Saved data entries
::::

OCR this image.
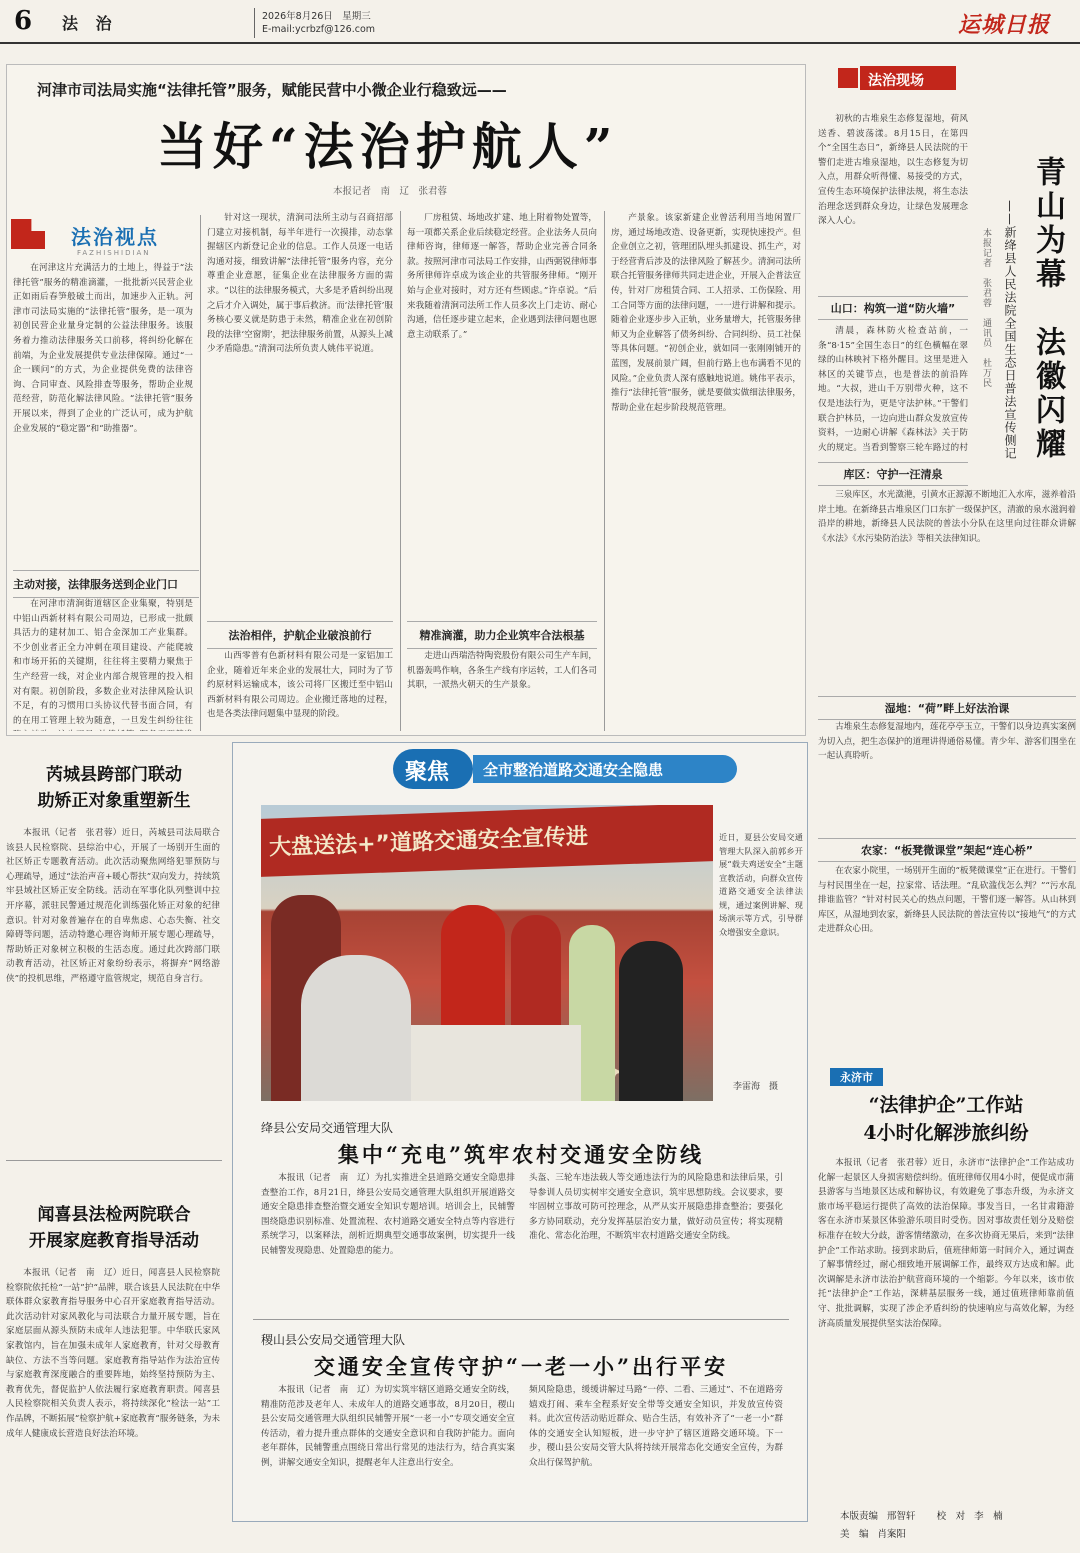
6 法 治	2026年8月26日　星期三
E-mail:ycrbzf@126.com	运城日报
河津市司法局实施“法律托管”服务，赋能民营中小微企业行稳致远——
当好“法治护航人”
本报记者　南　辽　张君蓉
法治视点
FAZHISHIDIAN
在河津这片充满活力的土地上，得益于“法律托管”服务的精准滴灌，一批批新兴民营企业正如雨后春笋般破土而出，加速步入正轨。河津市司法局实施的“法律托管”服务，是一项为初创民营企业量身定制的公益法律服务。该服务着力推动法律服务关口前移，将纠纷化解在前端，为企业发展提供专业法律保障。通过“一企一顾问”的方式，为企业提供免费的法律咨询、合同审查、风险排查等服务，帮助企业规范经营，防范化解法律风险。“法律托管”服务开展以来，得到了企业的广泛认可，成为护航企业发展的“稳定器”和“助推器”。
主动对接，法律服务送到企业门口
在河津市清涧街道辖区企业集聚，特别是中铝山西新材料有限公司周边，已形成一批颇具活力的建材加工、铝合金深加工产业集群。不少创业者正全力冲刺在项目建设、产能爬坡和市场开拓的关键期，往往将主要精力聚焦于生产经营一线，对企业内部合规管理的投入相对有限。初创阶段，多数企业对法律风险认识不足，有的习惯用口头协议代替书面合同，有的在用工管理上较为随意，一旦发生纠纷往往
针对这一现状，清涧司法所主动与召商招部门建立对接机制，每半年进行一次摸排，动态掌握辖区内新登记企业的信息。工作人员逐一电话沟通对接，细致讲解“法律托管”服务内容，充分尊重企业意愿，征集企业在法律服务方面的需求。“以往的法律服务模式，大多是矛盾纠纷出现之后才介入调处，属于事后救济。而‘法律托管’服务核心要义就是防患于未然，精准企业在初创阶段的法律‘空窗期’，把法律服务前置，从源头上减少矛盾隐患。”清涧司法所负责人姚伟平说道。
法治相伴，护航企业破浪前行
山西零普有色新材料有限公司是一家铝加工企业，随着近年来企业的发展壮大，同时为了节约原材料运输成本，该公司将厂区搬迁至中铝山西新材料有限公司周边。企业搬迁落地的过程，也是各类法律问题集中显现的阶段。
厂房租赁、场地改扩建、地上附着物处置等，每一项都关系企业后续稳定经营。企业法务人员向律师咨询，律师逐一解答，帮助企业完善合同条款。按照河津市司法局工作安排，山西弼锐律师事务所律师许卓成为该企业的共管服务律师。“刚开始与企业对接时，对方还有些顾虑。”许卓说。“后来我随着清涧司法所工作人员多次上门走访、耐心沟通，信任逐步建立起来，企业遇到法律问题也愿意主动联系了。”
精准滴灌，助力企业筑牢合法根基
走进山西瑞浩特陶瓷股份有限公司生产车间，机器轰鸣作响，各条生产线有序运转，工人们各司其职，一派热火朝天的生产景象。
产景象。该家新建企业曾活利用当地闲置厂房，通过场地改造、设备更新，实现快速投产。但企业创立之初，管理团队埋头抓建设、抓生产，对于经营背后涉及的法律风险了解甚少。清涧司法所联合托管服务律师共同走进企业，开展入企普法宣传，针对厂房租赁合同、工人招录、工伤保险、用工合同等方面的法律问题，一一进行讲解和提示。随着企业逐步步入正轨，业务量增大，托管服务律师又为企业解答了债务纠纷、合同纠纷、员工社保等具体问题。“初创企业，就如同一张刚刚铺开的蓝图，发展前景广阔，但前行路上也布满看不见的风险。”企业负责人深有感触地说道。姚伟平表示，推行“法律托管”服务，就是要做实做细法律服务，帮助企业在起步阶段规范管理。
法治现场
初秋的古堆泉生态修复湿地，荷风送香、碧波荡漾。8月15日，在第四个“全国生态日”，新绛县人民法院的干警们走进古堆泉湿地，以生态修复为切入点，用群众听得懂、易接受的方式，宣传生态环境保护法律法规，将生态法治理念送到群众身边，让绿色发展理念深入人心。	青山为幕　法徽闪耀
——新绛县人民法院全国生态日普法宣传侧记
本报记者　张君蓉　通讯员　杜万民
山口：构筑一道“防火墙”
清晨，森林防火检查站前，一条“8·15”全国生态日”的红色横幅在翠绿的山林映衬下格外醒目。这里是进入林区的关键节点，也是普法的前沿阵地。“大叔，进山千万别带火种，这不仅是违法行为，更是守法护林。”干警们联合护林员，一边向进山群众发放宣传资料，一边耐心讲解《森林法》关于防火的规定。当看到警察三轮车路过的村
库区：守护一汪清泉
三泉库区，水光潋滟，引黄水正源源不断地汇入水库，滋养着沿岸土地。在新绛县古堆泉区门口东扩一级保护区，清澈的泉水滋润着沿岸的耕地，新绛县人民法院的普法小分队在这里向过往群众讲解《水法》《水污染防治法》等相关法律知识。
湿地：“荷”畔上好法治课
古堆泉生态修复湿地内，莲花亭亭玉立，干警们以身边真实案例为切入点，把生态保护的道理讲得通俗易懂。青少年、游客们围坐在一起认真聆听。
农家：“板凳微课堂”架起“连心桥”
在农家小院里，一场别开生面的“板凳微课堂”正在进行。干警们与村民围坐在一起，拉家常、话法理。“乱砍滥伐怎么判？”“污水乱排谁监管？”针对村民关心的热点问题，干警们逐一解答。从山林到库区，从湿地到农家，新绛县人民法院的普法宣传以“接地气”的方式走进群众心田。
永济市
“法律护企”工作站
4小时化解涉旅纠纷
本报讯（记者　张君蓉）近日，永济市“法律护企”工作站成功化解一起景区人身损害赔偿纠纷。值班律师仅用4小时，便促成市蒲县游客与当地景区达成和解协议，有效避免了事态升级，为永济文旅市场平稳运行提供了高效的法治保障。事发当日，一名甘肃籍游客在永济市某景区体验游乐项目时受伤。因对事故责任划分及赔偿标准存在较大分歧，游客情绪激动，在多次协商无果后，来到“法律护企”工作站求助。接到求助后，值班律师第一时间介入，通过调查了解事情经过，耐心细致地开展调解工作，最终双方达成和解。此次调解是永济市法治护航营商环境的一个缩影。今年以来，该市依托“法律护企”工作站，深耕基层服务一线，通过值班律师靠前值守、批批调解，实现了涉企矛盾纠纷的快速响应与高效化解，为经济高质量发展提供坚实法治保障。
芮城县跨部门联动
助矫正对象重塑新生
本报讯（记者　张君蓉）近日，芮城县司法局联合该县人民检察院、县综治中心，开展了一场别开生面的社区矫正专题教育活动。此次活动聚焦网络犯罪预防与心理疏导，通过“法治声音+暖心帮扶”双向发力，持续筑牢县域社区矫正安全防线。活动在军事化队列整训中拉开序幕，派驻民警通过规范化训练强化矫正对象的纪律意识。针对对象普遍存在的自卑焦虑、心态失衡、社交障碍等问题，活动特邀心理咨询师开展专题心理疏导，帮助矫正对象树立积极的生活态度。通过此次跨部门联动教育活动，社区矫正对象纷纷表示，将摒弃“网络游侠”的投机思维，严格遵守监管规定，规范自身言行。
闻喜县法检两院联合
开展家庭教育指导活动
本报讯（记者　南　辽）近日，闻喜县人民检察院检察院依托检“一站”护“品牌，联合该县人民法院在中华联体群众家教育指导服务中心召开家庭教育指导活动。此次活动针对家风教化与司法联合力量开展专题，旨在家庭层面从源头预防未成年人违法犯罪。中华联氏家风家教馆内，旨在加强未成年人家庭教育，针对父母教育缺位、方法不当等问题。家庭教育指导站作为法治宣传与家庭教育深度融合的重要阵地，始终坚持预防为主、教育优先，督促监护人依法履行家庭教育职责。闻喜县人民检察院相关负责人表示，将持续深化“检法一站”工作品牌，不断拓展“检察护航+家庭教育”服务链条，为未成年人健康成长营造良好法治环境。
聚焦 全市整治道路交通安全隐患
大盘送法+”道路交通安全宣传进	近日，夏县公安局交通管理大队深入前郭乡开展“载夫鸡送安全”主题宣教活动，向群众宣传道路交通安全法律法规，通过案例讲解、现场演示等方式，引导群众增强安全意识。
李雷海　摄
绛县公安局交通管理大队
集中“充电”筑牢农村交通安全防线
本报讯（记者　南　辽）为扎实推进全县道路交通安全隐患排查整治工作，8月21日，绛县公安局交通管理大队组织开展道路交通安全隐患排查整治暨交通安全知识专题培训。培训会上，民辅警围绕隐患识别标准、处置流程、农村道路交通安全特点等内容进行系统学习，以案释法，剖析近期典型交通事故案例，切实提升一线民辅警发现隐患、处置隐患的能力。
头盔、三轮车违法载人等交通违法行为的风险隐患和法律后果，引导参训人员切实树牢交通安全意识，筑牢思想防线。会议要求，要牢固树立事故可防可控理念，从严从实开展隐患排查整治；要强化多方协同联动，充分发挥基层治安力量，做好动员宣传；将实现精准化、常态化治理，不断筑牢农村道路交通安全防线。
稷山县公安局交通管理大队
交通安全宣传守护“一老一小”出行平安
本报讯（记者　南　辽）为切实筑牢辖区道路交通安全防线，精准防范涉及老年人、未成年人的道路交通事故，8月20日，稷山县公安局交通管理大队组织民辅警开展“一老一小”专项交通安全宣传活动，着力提升重点群体的交通安全意识和自我防护能力。面向老年群体，民辅警重点围绕日常出行常见的违法行为，结合真实案例，讲解交通安全知识，提醒老年人注意出行安全。
频风险隐患，缓缓讲解过马路“一停、二看、三通过”、不在道路旁嬉戏打闹、乘车全程系好安全带等交通安全知识，并发放宣传资料。此次宣传活动贴近群众、贴合生活，有效补齐了“一老一小”群体的交通安全认知短板，进一步守护了辖区道路交通环境。下一步，稷山县公安局交管大队将持续开展常态化交通安全宣传，为群众出行保驾护航。
本版责编 邢智轩 校　对 李　楠
美　编 肖案阳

::::

Scan the lines above for "板凳微课堂", then copy every one that has it.

农家：“板凳微课堂”架起“连心桥”
在农家小院里，一场别开生面的“板凳微课堂”正在进行。干警们与村民围坐在一起，拉家常、话法理。“乱砍滥伐怎么判？”“污水乱排谁监管？”针对村民关心的热点问题，干警们逐一解答。从山林到库区，从湿地到农家，新绛县人民法院的普法宣传以“接地气”的方式走进群众心田。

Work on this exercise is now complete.